■ WHAT YOU NEED TO DO:
Repeat every record below exactly, but leave out any pictures.

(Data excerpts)
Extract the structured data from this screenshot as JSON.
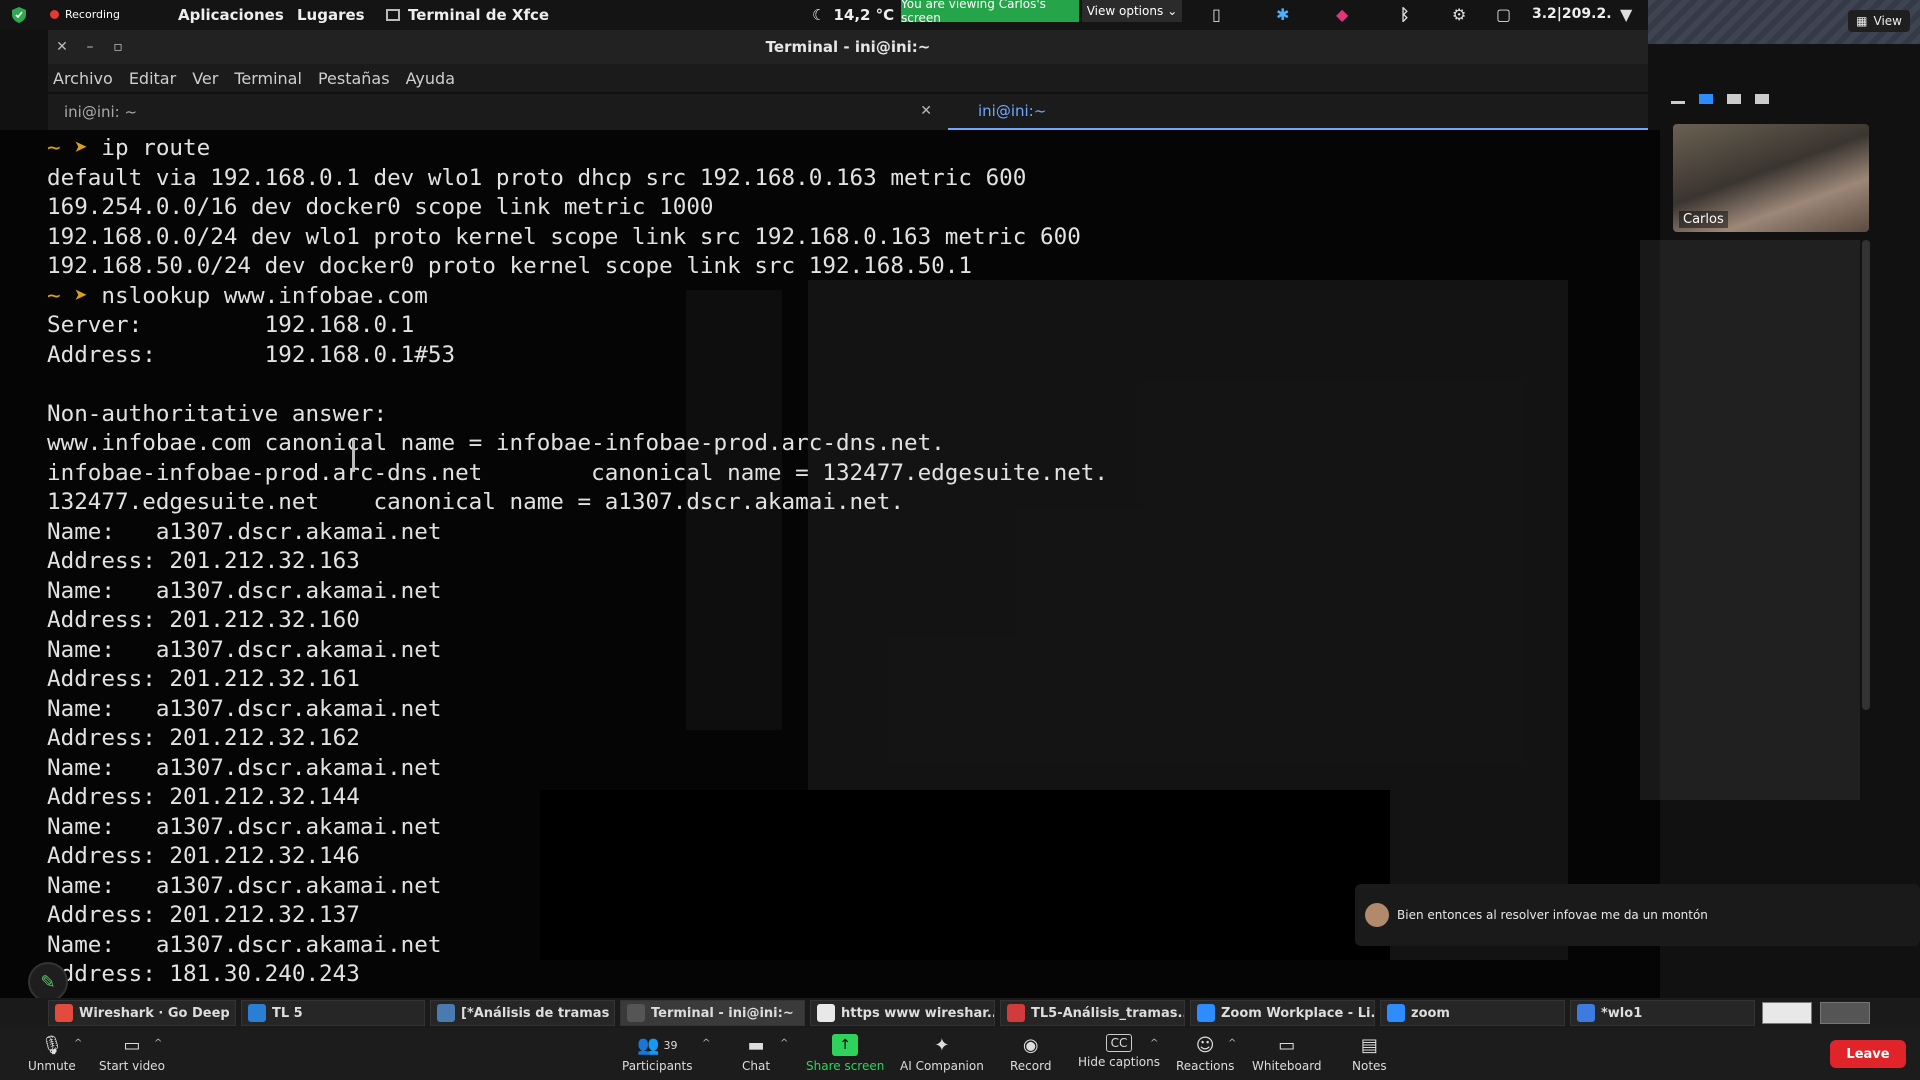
{
  "top_panel": {
    "recording_label": "Recording",
    "apps_menu": "Aplicaciones",
    "places_menu": "Lugares",
    "active_window": "Terminal de Xfce",
    "temperature": "14,2 °C",
    "viewing_banner": "You are viewing Carlos's screen",
    "view_options": "View options",
    "net_stats": "3.2|209.2."
  },
  "zoom": {
    "view_button": "View",
    "participant_name": "Carlos",
    "chat_toast": "Bien entonces al resolver infovae me da un montón"
  },
  "terminal": {
    "title": "Terminal - ini@ini:~",
    "menu": [
      "Archivo",
      "Editar",
      "Ver",
      "Terminal",
      "Pestañas",
      "Ayuda"
    ],
    "tabs": [
      {
        "label": "ini@ini: ~",
        "active": false
      },
      {
        "label": "ini@ini:~",
        "active": true
      }
    ],
    "prompt_symbol": "~ ➤",
    "lines": [
      {
        "prompt": true,
        "text": "ip route"
      },
      {
        "prompt": false,
        "text": "default via 192.168.0.1 dev wlo1 proto dhcp src 192.168.0.163 metric 600"
      },
      {
        "prompt": false,
        "text": "169.254.0.0/16 dev docker0 scope link metric 1000"
      },
      {
        "prompt": false,
        "text": "192.168.0.0/24 dev wlo1 proto kernel scope link src 192.168.0.163 metric 600"
      },
      {
        "prompt": false,
        "text": "192.168.50.0/24 dev docker0 proto kernel scope link src 192.168.50.1"
      },
      {
        "prompt": true,
        "text": "nslookup www.infobae.com"
      },
      {
        "prompt": false,
        "text": "Server:         192.168.0.1"
      },
      {
        "prompt": false,
        "text": "Address:        192.168.0.1#53"
      },
      {
        "prompt": false,
        "text": ""
      },
      {
        "prompt": false,
        "text": "Non-authoritative answer:"
      },
      {
        "prompt": false,
        "text": "www.infobae.com canonical name = infobae-infobae-prod.arc-dns.net."
      },
      {
        "prompt": false,
        "text": "infobae-infobae-prod.arc-dns.net        canonical name = 132477.edgesuite.net."
      },
      {
        "prompt": false,
        "text": "132477.edgesuite.net    canonical name = a1307.dscr.akamai.net."
      },
      {
        "prompt": false,
        "text": "Name:   a1307.dscr.akamai.net"
      },
      {
        "prompt": false,
        "text": "Address: 201.212.32.163"
      },
      {
        "prompt": false,
        "text": "Name:   a1307.dscr.akamai.net"
      },
      {
        "prompt": false,
        "text": "Address: 201.212.32.160"
      },
      {
        "prompt": false,
        "text": "Name:   a1307.dscr.akamai.net"
      },
      {
        "prompt": false,
        "text": "Address: 201.212.32.161"
      },
      {
        "prompt": false,
        "text": "Name:   a1307.dscr.akamai.net"
      },
      {
        "prompt": false,
        "text": "Address: 201.212.32.162"
      },
      {
        "prompt": false,
        "text": "Name:   a1307.dscr.akamai.net"
      },
      {
        "prompt": false,
        "text": "Address: 201.212.32.144"
      },
      {
        "prompt": false,
        "text": "Name:   a1307.dscr.akamai.net"
      },
      {
        "prompt": false,
        "text": "Address: 201.212.32.146"
      },
      {
        "prompt": false,
        "text": "Name:   a1307.dscr.akamai.net"
      },
      {
        "prompt": false,
        "text": "Address: 201.212.32.137"
      },
      {
        "prompt": false,
        "text": "Name:   a1307.dscr.akamai.net"
      },
      {
        "prompt": false,
        "text": "Address: 181.30.240.243"
      }
    ]
  },
  "taskbar": {
    "tasks": [
      {
        "label": "Wireshark · Go Deep ...",
        "icon_color": "#e34c3c",
        "active": false
      },
      {
        "label": "TL 5",
        "icon_color": "#2a7fd4",
        "active": false
      },
      {
        "label": "[*Análisis de tramas ...",
        "icon_color": "#4a7bb0",
        "active": false
      },
      {
        "label": "Terminal - ini@ini:~",
        "icon_color": "#555555",
        "active": true
      },
      {
        "label": "https www wireshar...",
        "icon_color": "#e8e8e8",
        "active": false
      },
      {
        "label": "TL5-Análisis_tramas...",
        "icon_color": "#d23b3b",
        "active": false
      },
      {
        "label": "Zoom Workplace - Li...",
        "icon_color": "#2d8cff",
        "active": false
      },
      {
        "label": "zoom",
        "icon_color": "#2d8cff",
        "active": false
      },
      {
        "label": "*wlo1",
        "icon_color": "#3d7be0",
        "active": false
      }
    ]
  },
  "zoom_bar": {
    "unmute": "Unmute",
    "start_video": "Start video",
    "participants": "Participants",
    "participant_count": "39",
    "chat": "Chat",
    "share_screen": "Share screen",
    "ai_companion": "AI Companion",
    "record": "Record",
    "hide_captions": "Hide captions",
    "reactions": "Reactions",
    "whiteboard": "Whiteboard",
    "notes": "Notes",
    "leave": "Leave"
  }
}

■ ANSWER TO THE EXERCISE:
Extract the structured data from this screenshot as JSON.
{
  "top_panel": {
    "recording_label": "Recording",
    "apps_menu": "Aplicaciones",
    "places_menu": "Lugares",
    "active_window": "Terminal de Xfce",
    "temperature": "14,2 °C",
    "viewing_banner": "You are viewing Carlos's screen",
    "view_options": "View options",
    "net_stats": "3.2|209.2."
  },
  "zoom": {
    "view_button": "View",
    "participant_name": "Carlos",
    "chat_toast": "Bien entonces al resolver infovae me da un montón"
  },
  "terminal": {
    "title": "Terminal - ini@ini:~",
    "menu": [
      "Archivo",
      "Editar",
      "Ver",
      "Terminal",
      "Pestañas",
      "Ayuda"
    ],
    "tabs": [
      {
        "label": "ini@ini: ~",
        "active": false
      },
      {
        "label": "ini@ini:~",
        "active": true
      }
    ],
    "prompt_symbol": "~ ➤",
    "lines": [
      {
        "prompt": true,
        "text": "ip route"
      },
      {
        "prompt": false,
        "text": "default via 192.168.0.1 dev wlo1 proto dhcp src 192.168.0.163 metric 600"
      },
      {
        "prompt": false,
        "text": "169.254.0.0/16 dev docker0 scope link metric 1000"
      },
      {
        "prompt": false,
        "text": "192.168.0.0/24 dev wlo1 proto kernel scope link src 192.168.0.163 metric 600"
      },
      {
        "prompt": false,
        "text": "192.168.50.0/24 dev docker0 proto kernel scope link src 192.168.50.1"
      },
      {
        "prompt": true,
        "text": "nslookup www.infobae.com"
      },
      {
        "prompt": false,
        "text": "Server:         192.168.0.1"
      },
      {
        "prompt": false,
        "text": "Address:        192.168.0.1#53"
      },
      {
        "prompt": false,
        "text": ""
      },
      {
        "prompt": false,
        "text": "Non-authoritative answer:"
      },
      {
        "prompt": false,
        "text": "www.infobae.com canonical name = infobae-infobae-prod.arc-dns.net."
      },
      {
        "prompt": false,
        "text": "infobae-infobae-prod.arc-dns.net        canonical name = 132477.edgesuite.net."
      },
      {
        "prompt": false,
        "text": "132477.edgesuite.net    canonical name = a1307.dscr.akamai.net."
      },
      {
        "prompt": false,
        "text": "Name:   a1307.dscr.akamai.net"
      },
      {
        "prompt": false,
        "text": "Address: 201.212.32.163"
      },
      {
        "prompt": false,
        "text": "Name:   a1307.dscr.akamai.net"
      },
      {
        "prompt": false,
        "text": "Address: 201.212.32.160"
      },
      {
        "prompt": false,
        "text": "Name:   a1307.dscr.akamai.net"
      },
      {
        "prompt": false,
        "text": "Address: 201.212.32.161"
      },
      {
        "prompt": false,
        "text": "Name:   a1307.dscr.akamai.net"
      },
      {
        "prompt": false,
        "text": "Address: 201.212.32.162"
      },
      {
        "prompt": false,
        "text": "Name:   a1307.dscr.akamai.net"
      },
      {
        "prompt": false,
        "text": "Address: 201.212.32.144"
      },
      {
        "prompt": false,
        "text": "Name:   a1307.dscr.akamai.net"
      },
      {
        "prompt": false,
        "text": "Address: 201.212.32.146"
      },
      {
        "prompt": false,
        "text": "Name:   a1307.dscr.akamai.net"
      },
      {
        "prompt": false,
        "text": "Address: 201.212.32.137"
      },
      {
        "prompt": false,
        "text": "Name:   a1307.dscr.akamai.net"
      },
      {
        "prompt": false,
        "text": "Address: 181.30.240.243"
      }
    ]
  },
  "taskbar": {
    "tasks": [
      {
        "label": "Wireshark · Go Deep ...",
        "icon_color": "#e34c3c",
        "active": false
      },
      {
        "label": "TL 5",
        "icon_color": "#2a7fd4",
        "active": false
      },
      {
        "label": "[*Análisis de tramas ...",
        "icon_color": "#4a7bb0",
        "active": false
      },
      {
        "label": "Terminal - ini@ini:~",
        "icon_color": "#555555",
        "active": true
      },
      {
        "label": "https www wireshar...",
        "icon_color": "#e8e8e8",
        "active": false
      },
      {
        "label": "TL5-Análisis_tramas...",
        "icon_color": "#d23b3b",
        "active": false
      },
      {
        "label": "Zoom Workplace - Li...",
        "icon_color": "#2d8cff",
        "active": false
      },
      {
        "label": "zoom",
        "icon_color": "#2d8cff",
        "active": false
      },
      {
        "label": "*wlo1",
        "icon_color": "#3d7be0",
        "active": false
      }
    ]
  },
  "zoom_bar": {
    "unmute": "Unmute",
    "start_video": "Start video",
    "participants": "Participants",
    "participant_count": "39",
    "chat": "Chat",
    "share_screen": "Share screen",
    "ai_companion": "AI Companion",
    "record": "Record",
    "hide_captions": "Hide captions",
    "reactions": "Reactions",
    "whiteboard": "Whiteboard",
    "notes": "Notes",
    "leave": "Leave"
  }
}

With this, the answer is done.